**Dataset items:**

===============

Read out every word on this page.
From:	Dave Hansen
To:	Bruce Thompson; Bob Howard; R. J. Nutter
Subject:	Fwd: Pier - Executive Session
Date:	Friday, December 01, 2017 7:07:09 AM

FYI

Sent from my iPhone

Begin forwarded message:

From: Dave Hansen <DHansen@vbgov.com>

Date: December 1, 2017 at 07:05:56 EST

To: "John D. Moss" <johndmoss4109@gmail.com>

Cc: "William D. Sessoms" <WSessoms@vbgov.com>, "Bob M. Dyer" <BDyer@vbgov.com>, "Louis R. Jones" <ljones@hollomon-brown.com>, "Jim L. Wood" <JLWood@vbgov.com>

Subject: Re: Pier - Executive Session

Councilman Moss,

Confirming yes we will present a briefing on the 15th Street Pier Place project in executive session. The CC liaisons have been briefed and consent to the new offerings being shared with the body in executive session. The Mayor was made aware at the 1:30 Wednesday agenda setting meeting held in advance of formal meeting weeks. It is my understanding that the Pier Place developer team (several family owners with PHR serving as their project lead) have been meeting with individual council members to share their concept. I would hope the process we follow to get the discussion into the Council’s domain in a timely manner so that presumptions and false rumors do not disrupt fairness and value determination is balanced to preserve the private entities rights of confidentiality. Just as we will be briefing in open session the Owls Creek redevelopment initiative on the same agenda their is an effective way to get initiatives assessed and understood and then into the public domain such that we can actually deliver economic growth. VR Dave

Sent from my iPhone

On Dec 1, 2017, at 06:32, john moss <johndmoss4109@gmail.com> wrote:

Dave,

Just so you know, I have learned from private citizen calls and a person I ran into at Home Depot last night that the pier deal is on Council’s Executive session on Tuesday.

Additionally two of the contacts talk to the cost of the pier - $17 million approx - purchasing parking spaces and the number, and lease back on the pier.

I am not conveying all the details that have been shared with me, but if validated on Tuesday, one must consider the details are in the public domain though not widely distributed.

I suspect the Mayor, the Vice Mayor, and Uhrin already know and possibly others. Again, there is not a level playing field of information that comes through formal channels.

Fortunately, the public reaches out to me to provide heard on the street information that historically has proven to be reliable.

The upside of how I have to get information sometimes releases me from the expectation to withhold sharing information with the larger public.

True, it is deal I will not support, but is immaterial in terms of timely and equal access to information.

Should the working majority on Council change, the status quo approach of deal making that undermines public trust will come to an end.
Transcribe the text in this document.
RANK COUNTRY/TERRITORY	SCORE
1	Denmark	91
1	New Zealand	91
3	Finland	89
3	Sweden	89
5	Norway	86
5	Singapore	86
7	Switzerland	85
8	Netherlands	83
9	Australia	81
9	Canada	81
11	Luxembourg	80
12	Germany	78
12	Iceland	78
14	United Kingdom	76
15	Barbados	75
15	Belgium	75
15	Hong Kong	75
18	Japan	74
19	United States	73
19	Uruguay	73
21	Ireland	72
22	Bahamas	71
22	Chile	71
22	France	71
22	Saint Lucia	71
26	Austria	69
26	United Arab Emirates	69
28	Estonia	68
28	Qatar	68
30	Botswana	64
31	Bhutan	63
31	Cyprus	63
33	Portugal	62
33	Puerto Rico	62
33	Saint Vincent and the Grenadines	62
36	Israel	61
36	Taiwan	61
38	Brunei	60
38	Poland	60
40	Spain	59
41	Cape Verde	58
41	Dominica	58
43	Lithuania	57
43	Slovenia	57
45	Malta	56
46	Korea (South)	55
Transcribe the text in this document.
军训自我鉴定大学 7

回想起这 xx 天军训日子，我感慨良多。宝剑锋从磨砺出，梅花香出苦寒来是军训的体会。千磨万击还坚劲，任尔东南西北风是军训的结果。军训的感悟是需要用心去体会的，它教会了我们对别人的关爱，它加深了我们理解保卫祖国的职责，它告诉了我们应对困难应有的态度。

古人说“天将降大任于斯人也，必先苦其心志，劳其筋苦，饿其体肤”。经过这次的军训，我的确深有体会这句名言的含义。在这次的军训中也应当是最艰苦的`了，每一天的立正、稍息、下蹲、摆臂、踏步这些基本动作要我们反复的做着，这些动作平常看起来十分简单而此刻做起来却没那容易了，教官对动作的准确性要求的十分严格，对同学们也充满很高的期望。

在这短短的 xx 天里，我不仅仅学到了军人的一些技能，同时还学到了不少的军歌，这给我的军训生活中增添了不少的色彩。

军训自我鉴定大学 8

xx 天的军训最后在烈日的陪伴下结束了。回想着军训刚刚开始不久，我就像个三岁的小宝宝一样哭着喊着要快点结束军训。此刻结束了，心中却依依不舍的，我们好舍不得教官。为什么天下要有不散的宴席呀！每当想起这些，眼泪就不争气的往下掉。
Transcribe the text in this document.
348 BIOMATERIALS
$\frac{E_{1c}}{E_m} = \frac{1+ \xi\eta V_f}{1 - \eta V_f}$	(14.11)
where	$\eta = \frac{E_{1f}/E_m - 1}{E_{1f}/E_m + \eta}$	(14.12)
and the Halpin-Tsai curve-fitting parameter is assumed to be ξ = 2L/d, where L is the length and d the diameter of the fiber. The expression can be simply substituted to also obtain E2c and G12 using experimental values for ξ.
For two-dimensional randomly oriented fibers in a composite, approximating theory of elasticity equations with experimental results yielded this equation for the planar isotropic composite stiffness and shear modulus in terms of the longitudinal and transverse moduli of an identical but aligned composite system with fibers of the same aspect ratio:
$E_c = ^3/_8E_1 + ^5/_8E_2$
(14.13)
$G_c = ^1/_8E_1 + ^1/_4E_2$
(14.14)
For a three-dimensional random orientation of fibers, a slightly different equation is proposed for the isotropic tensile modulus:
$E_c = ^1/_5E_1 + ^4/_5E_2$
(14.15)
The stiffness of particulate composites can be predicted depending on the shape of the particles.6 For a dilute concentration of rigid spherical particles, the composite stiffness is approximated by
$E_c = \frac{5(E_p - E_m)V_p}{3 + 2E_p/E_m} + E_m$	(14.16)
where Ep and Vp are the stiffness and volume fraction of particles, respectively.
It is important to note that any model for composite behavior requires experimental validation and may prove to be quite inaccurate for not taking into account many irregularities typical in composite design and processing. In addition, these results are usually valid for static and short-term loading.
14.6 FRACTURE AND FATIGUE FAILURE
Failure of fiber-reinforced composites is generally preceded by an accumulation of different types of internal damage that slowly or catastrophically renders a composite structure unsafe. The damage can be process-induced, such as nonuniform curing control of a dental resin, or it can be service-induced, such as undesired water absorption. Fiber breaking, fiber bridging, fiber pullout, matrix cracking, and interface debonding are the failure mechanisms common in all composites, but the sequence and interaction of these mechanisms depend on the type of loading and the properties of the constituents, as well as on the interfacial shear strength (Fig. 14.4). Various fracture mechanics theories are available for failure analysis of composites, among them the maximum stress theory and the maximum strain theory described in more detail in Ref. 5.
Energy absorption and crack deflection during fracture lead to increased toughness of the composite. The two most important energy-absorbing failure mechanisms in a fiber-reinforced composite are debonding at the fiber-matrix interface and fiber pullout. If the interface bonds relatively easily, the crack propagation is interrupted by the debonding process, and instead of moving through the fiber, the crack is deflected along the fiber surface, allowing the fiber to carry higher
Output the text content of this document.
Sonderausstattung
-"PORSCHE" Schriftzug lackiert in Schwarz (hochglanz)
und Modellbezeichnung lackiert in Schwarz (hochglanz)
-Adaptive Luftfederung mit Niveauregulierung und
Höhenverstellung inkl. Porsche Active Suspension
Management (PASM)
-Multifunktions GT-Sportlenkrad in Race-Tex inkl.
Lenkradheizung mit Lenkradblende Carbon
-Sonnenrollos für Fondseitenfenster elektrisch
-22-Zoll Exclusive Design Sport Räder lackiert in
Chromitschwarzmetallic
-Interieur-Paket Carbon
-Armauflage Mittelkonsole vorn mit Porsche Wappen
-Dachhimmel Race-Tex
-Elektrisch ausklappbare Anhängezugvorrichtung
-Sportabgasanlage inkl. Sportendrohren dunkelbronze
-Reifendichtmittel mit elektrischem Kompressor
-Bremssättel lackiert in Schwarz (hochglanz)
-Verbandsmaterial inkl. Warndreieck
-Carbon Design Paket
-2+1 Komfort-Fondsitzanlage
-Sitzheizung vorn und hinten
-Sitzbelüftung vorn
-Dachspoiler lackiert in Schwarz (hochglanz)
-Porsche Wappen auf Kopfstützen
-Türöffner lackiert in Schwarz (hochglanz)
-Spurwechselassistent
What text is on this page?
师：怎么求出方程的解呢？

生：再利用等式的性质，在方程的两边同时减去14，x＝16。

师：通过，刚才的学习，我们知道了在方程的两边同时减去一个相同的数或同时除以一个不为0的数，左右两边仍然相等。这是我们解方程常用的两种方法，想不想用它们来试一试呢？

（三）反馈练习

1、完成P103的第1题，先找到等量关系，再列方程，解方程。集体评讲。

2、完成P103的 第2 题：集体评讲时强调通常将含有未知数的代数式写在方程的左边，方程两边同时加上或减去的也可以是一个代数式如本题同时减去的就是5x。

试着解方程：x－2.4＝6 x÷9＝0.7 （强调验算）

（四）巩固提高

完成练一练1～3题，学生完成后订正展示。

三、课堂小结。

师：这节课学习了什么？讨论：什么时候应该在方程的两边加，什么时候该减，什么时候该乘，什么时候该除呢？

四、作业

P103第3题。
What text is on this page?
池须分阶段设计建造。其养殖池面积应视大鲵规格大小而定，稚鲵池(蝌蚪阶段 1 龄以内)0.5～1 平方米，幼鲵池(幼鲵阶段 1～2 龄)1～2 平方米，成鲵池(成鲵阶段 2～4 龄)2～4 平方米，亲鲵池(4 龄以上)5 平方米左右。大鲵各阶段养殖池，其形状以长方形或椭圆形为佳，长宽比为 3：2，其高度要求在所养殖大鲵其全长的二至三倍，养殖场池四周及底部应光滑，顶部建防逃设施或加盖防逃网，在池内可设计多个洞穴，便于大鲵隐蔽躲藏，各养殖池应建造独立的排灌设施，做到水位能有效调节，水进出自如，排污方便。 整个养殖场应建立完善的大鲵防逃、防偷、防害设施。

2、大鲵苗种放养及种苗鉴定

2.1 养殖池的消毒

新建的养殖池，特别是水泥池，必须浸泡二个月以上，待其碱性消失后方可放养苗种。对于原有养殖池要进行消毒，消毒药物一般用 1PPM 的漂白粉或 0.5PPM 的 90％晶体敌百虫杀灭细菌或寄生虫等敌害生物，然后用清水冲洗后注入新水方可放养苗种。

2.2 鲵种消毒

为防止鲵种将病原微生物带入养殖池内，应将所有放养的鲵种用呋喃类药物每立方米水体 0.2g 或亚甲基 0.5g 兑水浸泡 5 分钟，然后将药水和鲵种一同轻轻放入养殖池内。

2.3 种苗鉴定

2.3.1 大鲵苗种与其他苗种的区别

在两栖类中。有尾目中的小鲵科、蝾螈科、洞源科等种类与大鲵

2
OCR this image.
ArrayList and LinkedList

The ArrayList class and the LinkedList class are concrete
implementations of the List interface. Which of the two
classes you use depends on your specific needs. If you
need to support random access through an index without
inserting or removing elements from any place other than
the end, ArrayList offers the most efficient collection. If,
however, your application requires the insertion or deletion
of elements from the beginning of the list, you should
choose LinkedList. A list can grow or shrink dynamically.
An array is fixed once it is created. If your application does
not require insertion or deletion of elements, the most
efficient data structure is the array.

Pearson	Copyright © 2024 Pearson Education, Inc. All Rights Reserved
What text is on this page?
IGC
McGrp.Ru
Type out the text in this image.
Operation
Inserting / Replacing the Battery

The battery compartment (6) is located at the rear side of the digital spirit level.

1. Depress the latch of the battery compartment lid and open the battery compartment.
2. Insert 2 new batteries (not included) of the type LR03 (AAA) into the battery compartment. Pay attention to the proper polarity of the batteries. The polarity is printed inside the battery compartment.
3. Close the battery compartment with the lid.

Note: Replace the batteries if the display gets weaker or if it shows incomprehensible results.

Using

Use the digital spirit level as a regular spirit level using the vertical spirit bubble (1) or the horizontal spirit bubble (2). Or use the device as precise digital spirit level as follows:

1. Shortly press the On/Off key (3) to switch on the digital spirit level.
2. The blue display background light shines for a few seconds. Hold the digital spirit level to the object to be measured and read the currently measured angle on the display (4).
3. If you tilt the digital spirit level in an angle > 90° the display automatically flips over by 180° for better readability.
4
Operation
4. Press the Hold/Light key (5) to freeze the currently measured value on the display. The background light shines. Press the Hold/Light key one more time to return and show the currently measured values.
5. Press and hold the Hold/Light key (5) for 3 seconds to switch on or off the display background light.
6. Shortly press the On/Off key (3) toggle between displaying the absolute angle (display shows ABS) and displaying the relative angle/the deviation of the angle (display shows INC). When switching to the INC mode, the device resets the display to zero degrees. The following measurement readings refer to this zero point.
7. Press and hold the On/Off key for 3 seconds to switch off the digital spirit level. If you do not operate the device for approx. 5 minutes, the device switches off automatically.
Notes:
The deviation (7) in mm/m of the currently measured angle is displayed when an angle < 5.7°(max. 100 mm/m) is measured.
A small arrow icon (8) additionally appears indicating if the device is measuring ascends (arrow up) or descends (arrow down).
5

===============

**Problem description:** Where a line of the material above holds the string "your", copy that line.

**Reply to the exercise:**
classes you use depends on your specific needs. If you
however, your application requires the insertion or deletion
An array is fixed once it is created. If your application does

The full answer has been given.